→ **The request**:
Reproduce every line in the listing that contains the word "name".

→ **Data entries**:
◇ ◇ ◇ ◇
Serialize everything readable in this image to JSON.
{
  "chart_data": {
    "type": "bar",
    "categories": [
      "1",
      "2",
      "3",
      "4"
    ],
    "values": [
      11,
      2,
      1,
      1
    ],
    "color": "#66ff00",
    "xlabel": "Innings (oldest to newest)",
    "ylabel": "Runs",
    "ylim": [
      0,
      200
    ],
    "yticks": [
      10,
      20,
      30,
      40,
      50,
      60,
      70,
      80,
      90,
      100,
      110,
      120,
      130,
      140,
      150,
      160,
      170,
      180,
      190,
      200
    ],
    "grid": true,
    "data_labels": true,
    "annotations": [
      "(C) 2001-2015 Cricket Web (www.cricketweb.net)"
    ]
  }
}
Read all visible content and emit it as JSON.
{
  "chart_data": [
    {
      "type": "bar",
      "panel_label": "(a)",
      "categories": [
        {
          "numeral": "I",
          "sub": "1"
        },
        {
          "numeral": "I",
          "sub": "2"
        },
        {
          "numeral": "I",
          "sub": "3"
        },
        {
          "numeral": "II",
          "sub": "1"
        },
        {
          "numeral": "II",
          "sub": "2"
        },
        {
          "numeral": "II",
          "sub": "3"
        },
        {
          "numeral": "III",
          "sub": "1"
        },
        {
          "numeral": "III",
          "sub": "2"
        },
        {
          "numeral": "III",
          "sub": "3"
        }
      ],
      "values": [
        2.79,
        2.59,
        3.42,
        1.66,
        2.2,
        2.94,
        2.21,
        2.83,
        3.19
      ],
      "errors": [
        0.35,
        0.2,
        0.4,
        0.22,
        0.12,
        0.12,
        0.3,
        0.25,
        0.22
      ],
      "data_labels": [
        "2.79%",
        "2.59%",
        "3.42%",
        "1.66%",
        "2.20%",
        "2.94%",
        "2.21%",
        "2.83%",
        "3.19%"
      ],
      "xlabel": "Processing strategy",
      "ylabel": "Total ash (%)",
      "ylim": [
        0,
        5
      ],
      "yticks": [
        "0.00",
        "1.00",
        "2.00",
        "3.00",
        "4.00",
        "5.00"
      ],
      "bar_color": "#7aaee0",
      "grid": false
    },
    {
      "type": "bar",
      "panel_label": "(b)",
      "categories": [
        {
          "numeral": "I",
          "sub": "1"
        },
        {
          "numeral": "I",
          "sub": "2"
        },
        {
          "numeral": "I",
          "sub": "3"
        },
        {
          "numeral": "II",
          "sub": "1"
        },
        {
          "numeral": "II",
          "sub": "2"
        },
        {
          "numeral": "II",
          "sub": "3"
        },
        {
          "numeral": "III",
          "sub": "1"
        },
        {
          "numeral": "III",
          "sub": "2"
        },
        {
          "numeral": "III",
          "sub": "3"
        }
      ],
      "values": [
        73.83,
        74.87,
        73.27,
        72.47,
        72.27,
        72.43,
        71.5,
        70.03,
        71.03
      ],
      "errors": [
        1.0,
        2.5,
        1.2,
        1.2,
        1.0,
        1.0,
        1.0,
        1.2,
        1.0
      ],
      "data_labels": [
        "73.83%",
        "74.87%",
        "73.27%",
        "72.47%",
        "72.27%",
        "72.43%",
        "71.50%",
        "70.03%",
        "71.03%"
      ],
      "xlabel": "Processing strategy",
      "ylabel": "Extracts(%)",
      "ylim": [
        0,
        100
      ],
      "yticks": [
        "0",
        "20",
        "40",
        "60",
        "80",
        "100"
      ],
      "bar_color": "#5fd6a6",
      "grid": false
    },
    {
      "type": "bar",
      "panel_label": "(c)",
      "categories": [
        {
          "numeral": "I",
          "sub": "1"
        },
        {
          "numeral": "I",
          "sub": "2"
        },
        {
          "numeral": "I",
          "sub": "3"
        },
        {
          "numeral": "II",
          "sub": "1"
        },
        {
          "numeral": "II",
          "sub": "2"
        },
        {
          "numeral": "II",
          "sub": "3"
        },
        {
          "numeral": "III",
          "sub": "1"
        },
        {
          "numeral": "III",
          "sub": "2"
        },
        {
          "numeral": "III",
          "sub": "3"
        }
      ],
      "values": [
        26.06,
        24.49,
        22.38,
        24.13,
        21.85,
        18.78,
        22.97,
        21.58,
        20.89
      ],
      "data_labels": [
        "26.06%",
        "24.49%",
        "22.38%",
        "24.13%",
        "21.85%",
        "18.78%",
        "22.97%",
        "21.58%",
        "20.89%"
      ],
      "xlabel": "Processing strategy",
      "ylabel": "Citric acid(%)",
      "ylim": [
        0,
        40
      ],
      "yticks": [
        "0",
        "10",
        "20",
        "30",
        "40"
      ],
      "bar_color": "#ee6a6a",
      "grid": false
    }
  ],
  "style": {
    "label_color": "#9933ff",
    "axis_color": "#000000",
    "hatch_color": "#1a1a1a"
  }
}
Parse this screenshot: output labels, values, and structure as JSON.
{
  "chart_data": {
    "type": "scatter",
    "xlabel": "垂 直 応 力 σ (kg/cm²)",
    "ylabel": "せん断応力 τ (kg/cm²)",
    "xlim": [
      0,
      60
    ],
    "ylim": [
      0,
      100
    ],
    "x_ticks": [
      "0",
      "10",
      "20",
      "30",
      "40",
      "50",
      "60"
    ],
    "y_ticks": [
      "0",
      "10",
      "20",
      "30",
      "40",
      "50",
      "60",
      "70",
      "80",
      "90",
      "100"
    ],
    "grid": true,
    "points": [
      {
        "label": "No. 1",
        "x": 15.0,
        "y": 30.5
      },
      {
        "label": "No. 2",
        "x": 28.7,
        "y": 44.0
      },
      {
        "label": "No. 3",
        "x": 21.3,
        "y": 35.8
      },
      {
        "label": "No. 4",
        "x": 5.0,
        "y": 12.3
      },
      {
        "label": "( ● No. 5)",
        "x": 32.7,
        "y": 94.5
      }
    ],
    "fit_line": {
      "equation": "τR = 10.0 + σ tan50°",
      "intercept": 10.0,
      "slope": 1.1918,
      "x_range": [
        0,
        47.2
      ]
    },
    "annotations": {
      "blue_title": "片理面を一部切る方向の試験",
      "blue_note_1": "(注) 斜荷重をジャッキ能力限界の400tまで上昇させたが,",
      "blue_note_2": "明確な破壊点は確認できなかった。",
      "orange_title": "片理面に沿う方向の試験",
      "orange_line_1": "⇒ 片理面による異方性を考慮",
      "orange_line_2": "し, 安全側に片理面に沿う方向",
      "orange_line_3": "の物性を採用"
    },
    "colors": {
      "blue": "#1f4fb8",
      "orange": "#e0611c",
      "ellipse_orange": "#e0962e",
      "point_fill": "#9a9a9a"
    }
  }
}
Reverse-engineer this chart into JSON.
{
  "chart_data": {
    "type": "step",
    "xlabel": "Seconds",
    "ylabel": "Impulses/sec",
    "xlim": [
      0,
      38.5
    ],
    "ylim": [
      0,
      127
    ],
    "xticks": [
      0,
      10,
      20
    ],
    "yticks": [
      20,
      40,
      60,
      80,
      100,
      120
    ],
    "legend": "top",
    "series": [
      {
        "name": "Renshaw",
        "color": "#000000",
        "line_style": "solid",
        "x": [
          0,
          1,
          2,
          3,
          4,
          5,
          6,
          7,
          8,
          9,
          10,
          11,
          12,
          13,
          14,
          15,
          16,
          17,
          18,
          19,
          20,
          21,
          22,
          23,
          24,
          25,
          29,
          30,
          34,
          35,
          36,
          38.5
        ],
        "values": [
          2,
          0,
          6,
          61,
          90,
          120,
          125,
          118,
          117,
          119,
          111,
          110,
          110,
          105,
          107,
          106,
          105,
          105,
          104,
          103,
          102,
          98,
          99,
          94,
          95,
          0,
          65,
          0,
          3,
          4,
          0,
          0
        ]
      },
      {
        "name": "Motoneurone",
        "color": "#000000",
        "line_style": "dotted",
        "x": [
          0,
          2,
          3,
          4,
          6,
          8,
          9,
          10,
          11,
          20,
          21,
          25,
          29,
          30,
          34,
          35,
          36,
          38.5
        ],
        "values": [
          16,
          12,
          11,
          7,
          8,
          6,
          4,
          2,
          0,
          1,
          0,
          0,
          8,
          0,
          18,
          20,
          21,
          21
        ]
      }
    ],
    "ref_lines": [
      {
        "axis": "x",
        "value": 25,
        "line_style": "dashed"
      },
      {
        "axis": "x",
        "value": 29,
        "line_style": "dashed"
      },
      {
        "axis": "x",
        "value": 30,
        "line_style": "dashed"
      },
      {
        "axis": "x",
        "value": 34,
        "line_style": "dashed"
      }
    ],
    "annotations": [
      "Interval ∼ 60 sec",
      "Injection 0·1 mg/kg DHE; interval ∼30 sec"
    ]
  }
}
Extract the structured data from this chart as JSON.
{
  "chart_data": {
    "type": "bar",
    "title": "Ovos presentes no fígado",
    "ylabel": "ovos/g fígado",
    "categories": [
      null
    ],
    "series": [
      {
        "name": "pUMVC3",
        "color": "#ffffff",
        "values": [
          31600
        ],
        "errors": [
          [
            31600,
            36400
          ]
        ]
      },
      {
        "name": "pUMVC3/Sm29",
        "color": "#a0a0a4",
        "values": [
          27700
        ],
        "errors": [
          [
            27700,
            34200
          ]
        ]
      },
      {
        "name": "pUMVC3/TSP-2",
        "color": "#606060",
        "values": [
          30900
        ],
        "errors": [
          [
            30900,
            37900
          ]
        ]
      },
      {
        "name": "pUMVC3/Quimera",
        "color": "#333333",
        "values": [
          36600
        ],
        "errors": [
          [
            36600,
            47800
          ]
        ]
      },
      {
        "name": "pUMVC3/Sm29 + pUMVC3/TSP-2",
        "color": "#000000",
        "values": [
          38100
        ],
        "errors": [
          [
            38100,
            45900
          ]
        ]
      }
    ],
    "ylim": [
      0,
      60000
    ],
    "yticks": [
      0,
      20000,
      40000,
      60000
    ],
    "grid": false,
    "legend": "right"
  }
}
◇ ◇ ◇ ◇
→ **Exercise result**:
        "name": "Renshaw",
        "name": "Motoneurone",
        "name": "pUMVC3",
        "name": "pUMVC3/Sm29",
        "name": "pUMVC3/TSP-2",
        "name": "pUMVC3/Quimera",
        "name": "pUMVC3/Sm29 + pUMVC3/TSP-2",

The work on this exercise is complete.